Copy out all of the material exactly.

** start of Data shown **

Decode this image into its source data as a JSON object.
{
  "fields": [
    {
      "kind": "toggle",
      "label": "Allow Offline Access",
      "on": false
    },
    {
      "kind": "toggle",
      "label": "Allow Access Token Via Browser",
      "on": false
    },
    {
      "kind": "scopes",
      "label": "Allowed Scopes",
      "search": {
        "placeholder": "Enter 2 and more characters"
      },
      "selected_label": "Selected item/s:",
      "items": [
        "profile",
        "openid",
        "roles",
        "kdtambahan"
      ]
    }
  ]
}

** end of Data shown **

# Result of the task
Decode this image into its source data as a JSON object.
{
  "fields": [
    {
      "kind": "toggle",
      "label": "Allow Offline Access",
      "on": false
    },
    {
      "kind": "toggle",
      "label": "Allow Access Token Via Browser",
      "on": false
    },
    {
      "kind": "scopes",
      "label": "Allowed Scopes",
      "search": {
        "placeholder": "Enter 2 and more characters"
      },
      "selected_label": "Selected item/s:",
      "items": [
        "profile",
        "openid",
        "roles",
        "kdtambahan"
      ]
    }
  ]
}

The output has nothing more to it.